• [Stored entries]:
········
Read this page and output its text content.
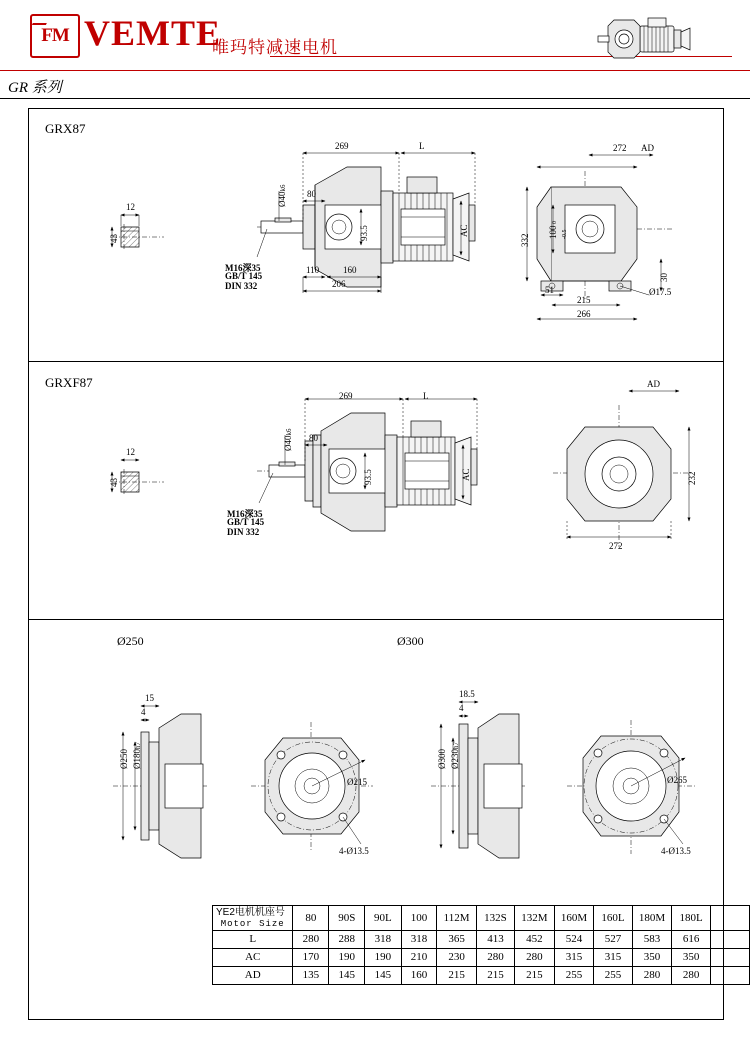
FM VEMTE
唯玛特减速电机
GR 系列
GRX87
GRXF87
269	L
80
110	160
206
93.5
12
43
Ø40k6
AC
M16深35
GB/T 145
DIN 332
272 AD
332
100 0
-0.5
30
51
215
266
Ø17.5
269	L
80
93.5
12
43
Ø40k6
AC
M16深35
GB/T 145
DIN 332
AD
232
272
Ø250	Ø300
15
4
Ø250 Ø180h7
Ø215
4-Ø13.5
18.5
4
Ø300 Ø230h7
Ø265
4-Ø13.5
YE2电机机座号
Motor Size	80	90S	90L	100	112M	132S	132M	160M	160L	180M	180L	
L	280	288	318	318	365	413	452	524	527	583	616	
AC	170	190	190	210	230	280	280	315	315	350	350	
AD	135	145	145	160	215	215	215	255	255	280	280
········
Transcribe the whole listing exactly. Pictures stay out of your copy.

• [WORKED SOLUTION]:
Read this page and output its text content.
FM VEMTE
唯玛特减速电机
GR 系列
GRX87
GRXF87
269	L
80
110	160
206
93.5
12
43
Ø40k6
AC
M16深35
GB/T 145
DIN 332
272 AD
332
100 0
-0.5
30
51
215
266
Ø17.5
269	L
80
93.5
12
43
Ø40k6
AC
M16深35
GB/T 145
DIN 332
AD
232
272
Ø250	Ø300
15
4
Ø250 Ø180h7
Ø215
4-Ø13.5
18.5
4
Ø300 Ø230h7
Ø265
4-Ø13.5
YE2电机机座号
Motor Size	80	90S	90L	100	112M	132S	132M	160M	160L	180M	180L	
L	280	288	318	318	365	413	452	524	527	583	616	
AC	170	190	190	210	230	280	280	315	315	350	350	
AD	135	145	145	160	215	215	215	255	255	280	280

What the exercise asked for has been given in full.